----- RAW RECORDS

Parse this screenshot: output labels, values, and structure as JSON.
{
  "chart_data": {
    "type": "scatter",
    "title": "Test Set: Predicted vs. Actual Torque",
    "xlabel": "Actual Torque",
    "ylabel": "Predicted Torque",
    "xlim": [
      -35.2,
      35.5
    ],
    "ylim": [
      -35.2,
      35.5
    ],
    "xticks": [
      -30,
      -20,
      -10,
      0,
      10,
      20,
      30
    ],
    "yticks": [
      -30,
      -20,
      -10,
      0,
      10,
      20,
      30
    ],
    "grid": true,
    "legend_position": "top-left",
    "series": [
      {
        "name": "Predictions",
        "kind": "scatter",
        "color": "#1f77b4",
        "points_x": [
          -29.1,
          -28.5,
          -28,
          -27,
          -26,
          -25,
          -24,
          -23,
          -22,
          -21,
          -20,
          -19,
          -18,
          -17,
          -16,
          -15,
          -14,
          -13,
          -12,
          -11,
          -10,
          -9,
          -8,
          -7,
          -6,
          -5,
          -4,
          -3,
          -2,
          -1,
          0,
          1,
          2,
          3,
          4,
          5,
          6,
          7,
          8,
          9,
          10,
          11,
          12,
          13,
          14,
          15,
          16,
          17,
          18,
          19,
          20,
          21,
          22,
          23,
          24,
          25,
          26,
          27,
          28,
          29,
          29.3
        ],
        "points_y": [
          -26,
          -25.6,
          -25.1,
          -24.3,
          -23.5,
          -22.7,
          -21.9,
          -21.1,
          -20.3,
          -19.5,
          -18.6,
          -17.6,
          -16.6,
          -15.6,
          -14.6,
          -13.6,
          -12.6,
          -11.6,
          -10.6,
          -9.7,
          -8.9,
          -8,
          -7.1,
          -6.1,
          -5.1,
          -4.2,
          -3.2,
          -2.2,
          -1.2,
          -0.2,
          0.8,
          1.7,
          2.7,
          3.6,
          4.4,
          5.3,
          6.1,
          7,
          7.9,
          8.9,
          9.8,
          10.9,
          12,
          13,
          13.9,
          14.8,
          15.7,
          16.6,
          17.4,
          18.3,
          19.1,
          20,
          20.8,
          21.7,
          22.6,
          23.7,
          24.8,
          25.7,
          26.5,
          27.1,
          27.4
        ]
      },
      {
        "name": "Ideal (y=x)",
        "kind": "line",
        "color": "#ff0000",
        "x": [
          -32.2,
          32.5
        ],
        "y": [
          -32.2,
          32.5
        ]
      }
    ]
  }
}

----------

* [DIRECTIONS]: A single figure is required: the number of lines above in which the word "Predicted" occurs.

* [RESPONSE TO THIS EXERCISE]: 2